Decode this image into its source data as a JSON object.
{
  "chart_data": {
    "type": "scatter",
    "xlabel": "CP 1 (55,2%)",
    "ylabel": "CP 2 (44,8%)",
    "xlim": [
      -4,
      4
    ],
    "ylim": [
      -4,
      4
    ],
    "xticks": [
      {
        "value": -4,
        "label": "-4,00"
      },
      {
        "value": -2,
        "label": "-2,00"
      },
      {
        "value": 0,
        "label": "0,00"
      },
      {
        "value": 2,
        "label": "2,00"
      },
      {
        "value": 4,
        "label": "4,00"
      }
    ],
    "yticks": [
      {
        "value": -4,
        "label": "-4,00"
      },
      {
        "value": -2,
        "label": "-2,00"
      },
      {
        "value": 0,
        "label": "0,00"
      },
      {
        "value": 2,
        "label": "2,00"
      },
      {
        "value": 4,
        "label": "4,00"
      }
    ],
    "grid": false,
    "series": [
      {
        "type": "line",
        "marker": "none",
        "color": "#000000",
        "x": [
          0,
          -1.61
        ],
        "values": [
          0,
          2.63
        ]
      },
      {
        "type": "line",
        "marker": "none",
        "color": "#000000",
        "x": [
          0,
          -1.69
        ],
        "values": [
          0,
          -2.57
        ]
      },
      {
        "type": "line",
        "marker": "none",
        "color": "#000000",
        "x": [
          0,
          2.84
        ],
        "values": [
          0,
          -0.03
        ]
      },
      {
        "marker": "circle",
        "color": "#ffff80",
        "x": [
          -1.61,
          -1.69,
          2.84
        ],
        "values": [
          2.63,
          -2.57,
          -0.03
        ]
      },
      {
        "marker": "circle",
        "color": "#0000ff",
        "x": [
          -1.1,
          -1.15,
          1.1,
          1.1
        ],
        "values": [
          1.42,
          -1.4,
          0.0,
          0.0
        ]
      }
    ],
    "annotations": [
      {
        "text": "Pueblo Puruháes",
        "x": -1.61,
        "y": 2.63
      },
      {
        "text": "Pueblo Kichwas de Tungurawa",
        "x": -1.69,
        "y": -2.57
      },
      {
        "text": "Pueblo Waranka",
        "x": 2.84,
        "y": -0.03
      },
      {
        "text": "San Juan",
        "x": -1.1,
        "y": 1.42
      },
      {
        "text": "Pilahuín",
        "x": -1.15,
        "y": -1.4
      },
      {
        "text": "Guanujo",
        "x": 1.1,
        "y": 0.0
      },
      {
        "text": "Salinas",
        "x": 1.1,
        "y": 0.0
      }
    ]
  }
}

**SHORT TASK:** Your task is to repeat every entry exactly.

**OUTPUT BELOW:**
Decode this image into its source data as a JSON object.
{
  "chart_data": {
    "type": "scatter",
    "xlabel": "CP 1 (55,2%)",
    "ylabel": "CP 2 (44,8%)",
    "xlim": [
      -4,
      4
    ],
    "ylim": [
      -4,
      4
    ],
    "xticks": [
      {
        "value": -4,
        "label": "-4,00"
      },
      {
        "value": -2,
        "label": "-2,00"
      },
      {
        "value": 0,
        "label": "0,00"
      },
      {
        "value": 2,
        "label": "2,00"
      },
      {
        "value": 4,
        "label": "4,00"
      }
    ],
    "yticks": [
      {
        "value": -4,
        "label": "-4,00"
      },
      {
        "value": -2,
        "label": "-2,00"
      },
      {
        "value": 0,
        "label": "0,00"
      },
      {
        "value": 2,
        "label": "2,00"
      },
      {
        "value": 4,
        "label": "4,00"
      }
    ],
    "grid": false,
    "series": [
      {
        "type": "line",
        "marker": "none",
        "color": "#000000",
        "x": [
          0,
          -1.61
        ],
        "values": [
          0,
          2.63
        ]
      },
      {
        "type": "line",
        "marker": "none",
        "color": "#000000",
        "x": [
          0,
          -1.69
        ],
        "values": [
          0,
          -2.57
        ]
      },
      {
        "type": "line",
        "marker": "none",
        "color": "#000000",
        "x": [
          0,
          2.84
        ],
        "values": [
          0,
          -0.03
        ]
      },
      {
        "marker": "circle",
        "color": "#ffff80",
        "x": [
          -1.61,
          -1.69,
          2.84
        ],
        "values": [
          2.63,
          -2.57,
          -0.03
        ]
      },
      {
        "marker": "circle",
        "color": "#0000ff",
        "x": [
          -1.1,
          -1.15,
          1.1,
          1.1
        ],
        "values": [
          1.42,
          -1.4,
          0.0,
          0.0
        ]
      }
    ],
    "annotations": [
      {
        "text": "Pueblo Puruháes",
        "x": -1.61,
        "y": 2.63
      },
      {
        "text": "Pueblo Kichwas de Tungurawa",
        "x": -1.69,
        "y": -2.57
      },
      {
        "text": "Pueblo Waranka",
        "x": 2.84,
        "y": -0.03
      },
      {
        "text": "San Juan",
        "x": -1.1,
        "y": 1.42
      },
      {
        "text": "Pilahuín",
        "x": -1.15,
        "y": -1.4
      },
      {
        "text": "Guanujo",
        "x": 1.1,
        "y": 0.0
      },
      {
        "text": "Salinas",
        "x": 1.1,
        "y": 0.0
      }
    ]
  }
}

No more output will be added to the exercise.